PROVIDED RECORDS |
───
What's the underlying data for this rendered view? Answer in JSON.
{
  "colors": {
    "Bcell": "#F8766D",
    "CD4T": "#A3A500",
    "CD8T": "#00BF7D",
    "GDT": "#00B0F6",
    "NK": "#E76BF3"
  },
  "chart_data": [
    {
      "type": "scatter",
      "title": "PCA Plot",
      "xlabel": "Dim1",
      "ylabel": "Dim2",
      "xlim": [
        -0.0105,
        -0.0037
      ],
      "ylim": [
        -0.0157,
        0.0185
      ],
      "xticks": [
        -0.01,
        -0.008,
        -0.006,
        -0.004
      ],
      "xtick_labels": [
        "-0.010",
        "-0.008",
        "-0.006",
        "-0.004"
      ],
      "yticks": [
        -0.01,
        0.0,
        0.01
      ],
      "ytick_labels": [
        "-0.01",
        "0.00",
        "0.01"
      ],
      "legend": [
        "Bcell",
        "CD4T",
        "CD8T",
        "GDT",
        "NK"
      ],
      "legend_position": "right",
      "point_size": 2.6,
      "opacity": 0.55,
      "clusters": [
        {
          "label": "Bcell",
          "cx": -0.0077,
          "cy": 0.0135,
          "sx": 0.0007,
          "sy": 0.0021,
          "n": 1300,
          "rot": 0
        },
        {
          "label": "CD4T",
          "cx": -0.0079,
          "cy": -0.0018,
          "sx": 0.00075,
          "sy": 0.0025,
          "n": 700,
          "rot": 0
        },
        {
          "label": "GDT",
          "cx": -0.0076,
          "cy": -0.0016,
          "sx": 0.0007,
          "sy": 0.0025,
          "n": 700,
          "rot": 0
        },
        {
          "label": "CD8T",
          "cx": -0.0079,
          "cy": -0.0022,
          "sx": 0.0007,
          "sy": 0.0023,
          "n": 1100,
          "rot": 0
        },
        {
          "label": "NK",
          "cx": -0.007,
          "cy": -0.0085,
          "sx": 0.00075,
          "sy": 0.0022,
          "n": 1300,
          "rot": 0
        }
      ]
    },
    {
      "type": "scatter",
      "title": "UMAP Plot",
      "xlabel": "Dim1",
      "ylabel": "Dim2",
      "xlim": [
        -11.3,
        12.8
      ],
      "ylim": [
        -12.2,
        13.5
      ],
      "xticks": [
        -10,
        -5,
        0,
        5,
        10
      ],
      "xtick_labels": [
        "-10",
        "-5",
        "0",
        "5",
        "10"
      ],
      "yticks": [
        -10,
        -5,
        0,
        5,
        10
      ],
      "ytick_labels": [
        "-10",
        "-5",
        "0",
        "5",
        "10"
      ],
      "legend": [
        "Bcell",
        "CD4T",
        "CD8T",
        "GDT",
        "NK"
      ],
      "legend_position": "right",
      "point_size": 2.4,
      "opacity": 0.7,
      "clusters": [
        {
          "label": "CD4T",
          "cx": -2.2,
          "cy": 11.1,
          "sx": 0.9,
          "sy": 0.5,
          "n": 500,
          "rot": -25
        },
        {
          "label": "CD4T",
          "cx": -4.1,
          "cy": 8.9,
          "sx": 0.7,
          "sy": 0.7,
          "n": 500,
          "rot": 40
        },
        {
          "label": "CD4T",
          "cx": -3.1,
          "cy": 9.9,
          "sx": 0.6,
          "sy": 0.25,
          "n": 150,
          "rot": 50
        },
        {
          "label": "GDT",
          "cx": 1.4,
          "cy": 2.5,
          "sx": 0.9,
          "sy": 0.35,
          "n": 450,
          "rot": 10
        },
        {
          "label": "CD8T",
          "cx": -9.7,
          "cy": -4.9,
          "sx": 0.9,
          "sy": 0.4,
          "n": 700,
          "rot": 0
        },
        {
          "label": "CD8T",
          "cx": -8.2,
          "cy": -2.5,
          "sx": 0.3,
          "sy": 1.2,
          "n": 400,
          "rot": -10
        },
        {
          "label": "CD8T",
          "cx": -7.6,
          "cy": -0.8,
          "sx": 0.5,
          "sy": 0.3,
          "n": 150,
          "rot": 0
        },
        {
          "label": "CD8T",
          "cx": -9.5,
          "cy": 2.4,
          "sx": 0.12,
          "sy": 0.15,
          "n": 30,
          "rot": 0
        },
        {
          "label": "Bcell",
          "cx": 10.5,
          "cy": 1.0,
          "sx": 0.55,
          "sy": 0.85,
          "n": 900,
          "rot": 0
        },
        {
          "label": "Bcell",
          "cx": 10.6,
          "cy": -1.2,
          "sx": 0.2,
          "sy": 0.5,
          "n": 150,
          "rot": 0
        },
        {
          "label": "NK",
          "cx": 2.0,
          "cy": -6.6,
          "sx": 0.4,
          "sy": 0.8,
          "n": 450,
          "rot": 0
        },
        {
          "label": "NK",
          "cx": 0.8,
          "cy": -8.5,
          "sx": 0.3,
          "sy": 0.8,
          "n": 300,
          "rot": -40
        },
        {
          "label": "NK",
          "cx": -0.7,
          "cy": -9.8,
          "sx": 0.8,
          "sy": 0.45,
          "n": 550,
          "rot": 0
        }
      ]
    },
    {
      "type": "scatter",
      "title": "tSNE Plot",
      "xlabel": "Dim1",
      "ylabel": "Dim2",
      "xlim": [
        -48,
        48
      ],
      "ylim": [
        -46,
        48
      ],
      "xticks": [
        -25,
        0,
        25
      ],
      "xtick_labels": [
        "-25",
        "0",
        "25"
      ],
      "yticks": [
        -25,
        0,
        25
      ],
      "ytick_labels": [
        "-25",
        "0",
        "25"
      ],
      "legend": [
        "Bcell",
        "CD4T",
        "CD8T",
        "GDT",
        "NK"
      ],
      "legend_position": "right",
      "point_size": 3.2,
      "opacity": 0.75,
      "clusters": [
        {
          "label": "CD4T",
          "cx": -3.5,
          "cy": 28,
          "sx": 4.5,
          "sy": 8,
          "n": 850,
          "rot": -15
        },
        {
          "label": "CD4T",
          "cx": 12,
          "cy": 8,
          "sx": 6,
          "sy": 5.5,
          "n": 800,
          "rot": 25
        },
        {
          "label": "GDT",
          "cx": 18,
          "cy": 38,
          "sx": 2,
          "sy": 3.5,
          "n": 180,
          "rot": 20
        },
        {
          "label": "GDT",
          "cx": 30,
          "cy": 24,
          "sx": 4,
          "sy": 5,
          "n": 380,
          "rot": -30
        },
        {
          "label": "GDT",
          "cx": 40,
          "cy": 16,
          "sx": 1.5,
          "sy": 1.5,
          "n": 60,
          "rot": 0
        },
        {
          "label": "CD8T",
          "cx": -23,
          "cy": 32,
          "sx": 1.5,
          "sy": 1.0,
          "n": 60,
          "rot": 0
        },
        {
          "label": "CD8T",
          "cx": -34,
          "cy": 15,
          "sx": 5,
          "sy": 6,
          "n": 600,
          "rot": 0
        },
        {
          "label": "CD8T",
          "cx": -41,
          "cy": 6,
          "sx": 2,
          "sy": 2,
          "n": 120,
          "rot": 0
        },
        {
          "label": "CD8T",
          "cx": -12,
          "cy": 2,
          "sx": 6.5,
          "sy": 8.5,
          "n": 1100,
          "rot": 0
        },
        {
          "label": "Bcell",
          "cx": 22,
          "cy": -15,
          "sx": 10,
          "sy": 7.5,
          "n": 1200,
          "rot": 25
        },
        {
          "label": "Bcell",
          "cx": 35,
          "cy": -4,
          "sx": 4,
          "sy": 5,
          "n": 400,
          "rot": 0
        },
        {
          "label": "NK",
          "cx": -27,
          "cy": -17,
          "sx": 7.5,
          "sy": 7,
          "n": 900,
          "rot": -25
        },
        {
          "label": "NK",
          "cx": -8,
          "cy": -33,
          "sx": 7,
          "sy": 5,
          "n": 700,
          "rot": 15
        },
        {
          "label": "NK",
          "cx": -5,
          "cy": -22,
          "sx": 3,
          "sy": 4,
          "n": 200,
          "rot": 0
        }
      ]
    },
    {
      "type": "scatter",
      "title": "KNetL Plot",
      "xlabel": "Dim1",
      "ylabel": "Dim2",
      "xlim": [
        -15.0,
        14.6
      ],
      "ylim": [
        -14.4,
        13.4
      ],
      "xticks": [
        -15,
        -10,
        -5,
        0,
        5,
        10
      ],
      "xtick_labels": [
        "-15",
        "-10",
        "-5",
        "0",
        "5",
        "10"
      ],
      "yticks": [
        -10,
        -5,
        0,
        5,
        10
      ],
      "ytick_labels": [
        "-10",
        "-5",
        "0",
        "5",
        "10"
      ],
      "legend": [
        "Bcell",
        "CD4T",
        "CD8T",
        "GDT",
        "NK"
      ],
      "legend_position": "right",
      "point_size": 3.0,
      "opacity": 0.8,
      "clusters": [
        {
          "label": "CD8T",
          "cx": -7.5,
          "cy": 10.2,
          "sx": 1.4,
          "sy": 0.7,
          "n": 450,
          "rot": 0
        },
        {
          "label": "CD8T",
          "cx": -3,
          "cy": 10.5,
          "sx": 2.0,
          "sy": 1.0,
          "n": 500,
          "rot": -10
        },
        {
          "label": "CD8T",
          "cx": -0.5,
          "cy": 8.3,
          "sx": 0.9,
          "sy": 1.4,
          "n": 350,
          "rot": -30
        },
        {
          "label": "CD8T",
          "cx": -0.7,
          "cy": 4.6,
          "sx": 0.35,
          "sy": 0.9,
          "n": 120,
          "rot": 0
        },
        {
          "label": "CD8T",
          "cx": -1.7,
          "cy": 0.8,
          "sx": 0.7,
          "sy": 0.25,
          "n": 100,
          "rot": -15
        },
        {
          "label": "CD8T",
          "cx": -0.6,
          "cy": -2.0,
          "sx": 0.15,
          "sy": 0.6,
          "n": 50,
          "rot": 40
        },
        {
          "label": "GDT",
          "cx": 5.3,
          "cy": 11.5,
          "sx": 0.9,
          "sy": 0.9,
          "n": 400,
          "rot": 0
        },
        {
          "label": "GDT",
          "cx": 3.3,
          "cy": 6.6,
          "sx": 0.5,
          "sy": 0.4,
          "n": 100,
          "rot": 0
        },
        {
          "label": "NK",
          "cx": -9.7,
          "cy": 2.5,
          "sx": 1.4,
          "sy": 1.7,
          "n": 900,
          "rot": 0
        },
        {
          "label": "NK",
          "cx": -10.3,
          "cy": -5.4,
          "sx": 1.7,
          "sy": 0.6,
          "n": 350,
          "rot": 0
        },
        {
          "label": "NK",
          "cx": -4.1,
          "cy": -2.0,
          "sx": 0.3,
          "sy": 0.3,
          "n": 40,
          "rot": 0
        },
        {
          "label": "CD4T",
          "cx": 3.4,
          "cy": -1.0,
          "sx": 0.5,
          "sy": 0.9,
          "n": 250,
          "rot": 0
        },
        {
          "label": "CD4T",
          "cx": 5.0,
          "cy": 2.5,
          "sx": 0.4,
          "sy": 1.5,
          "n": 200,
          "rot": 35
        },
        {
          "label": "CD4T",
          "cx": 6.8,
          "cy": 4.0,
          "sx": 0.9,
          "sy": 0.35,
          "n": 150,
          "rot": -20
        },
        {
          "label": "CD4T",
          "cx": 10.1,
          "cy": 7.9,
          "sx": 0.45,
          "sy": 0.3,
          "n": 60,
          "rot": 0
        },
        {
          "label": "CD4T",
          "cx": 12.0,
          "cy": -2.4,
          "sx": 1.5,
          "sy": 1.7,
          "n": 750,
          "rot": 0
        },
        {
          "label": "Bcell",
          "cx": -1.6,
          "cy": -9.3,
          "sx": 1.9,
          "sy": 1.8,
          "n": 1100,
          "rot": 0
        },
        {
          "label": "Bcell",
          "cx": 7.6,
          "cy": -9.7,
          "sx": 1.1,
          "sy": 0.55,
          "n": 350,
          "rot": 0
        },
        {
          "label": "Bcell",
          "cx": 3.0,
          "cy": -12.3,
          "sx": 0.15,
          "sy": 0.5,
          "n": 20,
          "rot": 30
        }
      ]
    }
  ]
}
───
TASK STATEMENT |
In the records above, find each line holding "opacity" and copy it.

RESULT FOR THIS EXERCISE |
      "opacity": 0.55,
      "opacity": 0.7,
      "opacity": 0.75,
      "opacity": 0.8,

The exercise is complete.